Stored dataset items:
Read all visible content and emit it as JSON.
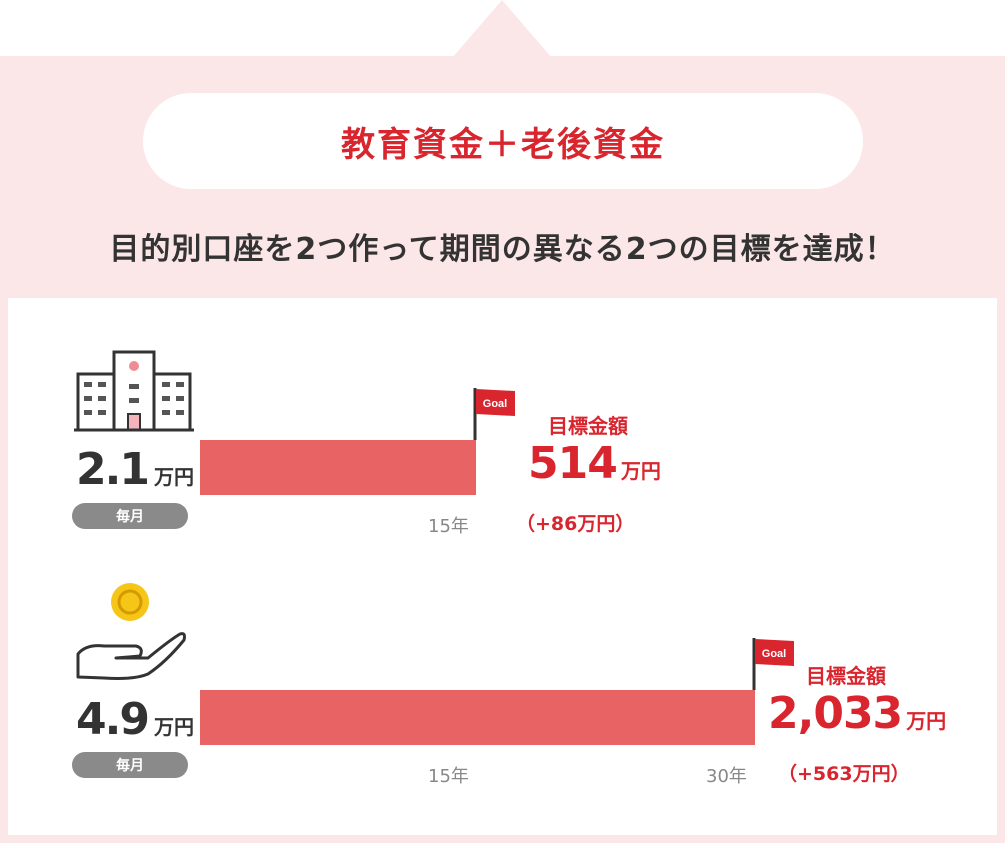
{
  "header": {
    "title": "教育資金＋老後資金",
    "subtitle": "目的別口座を2つ作って期間の異なる2つの目標を達成！"
  },
  "plans": [
    {
      "icon": "school-building-icon",
      "monthly_amount": "2.1",
      "monthly_unit": "万円",
      "frequency": "毎月",
      "goal_flag": "Goal",
      "goal_label": "目標金額",
      "goal_amount": "514",
      "goal_unit": "万円",
      "goal_diff": "（+86万円）",
      "year_labels": [
        "15年"
      ]
    },
    {
      "icon": "hand-with-coin-icon",
      "monthly_amount": "4.9",
      "monthly_unit": "万円",
      "frequency": "毎月",
      "goal_flag": "Goal",
      "goal_label": "目標金額",
      "goal_amount": "2,033",
      "goal_unit": "万円",
      "goal_diff": "（+563万円）",
      "year_labels": [
        "15年",
        "30年"
      ]
    }
  ],
  "colors": {
    "accent": "#d9252e",
    "bar": "#e86363",
    "panel_bg": "#fce7e8",
    "badge": "#8a8a8a"
  }
}
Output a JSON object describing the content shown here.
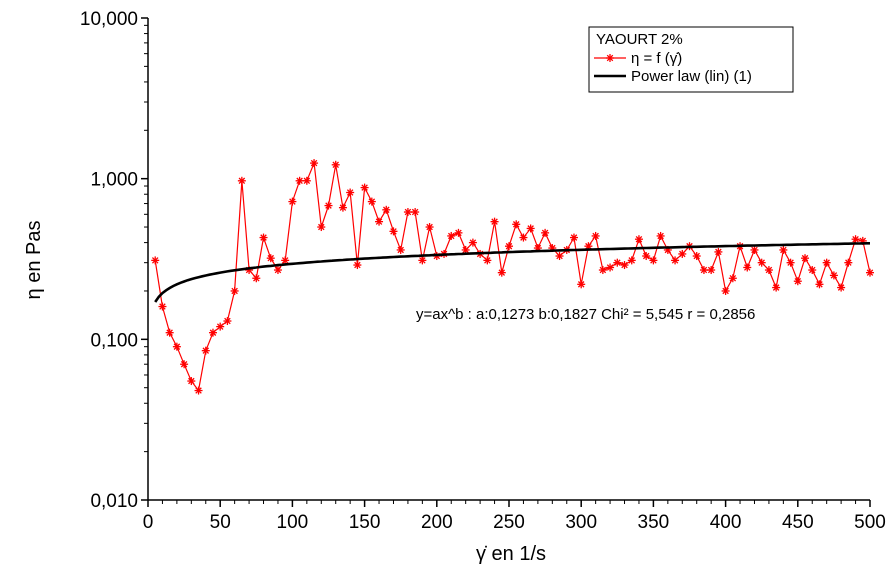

_WHAT YOU HAVE TO DO_
From the data above, copy each line that holds "JSON".

_RESULT_
Read all visible content and emit it as JSON.
Output a JSON object describing the content shown here.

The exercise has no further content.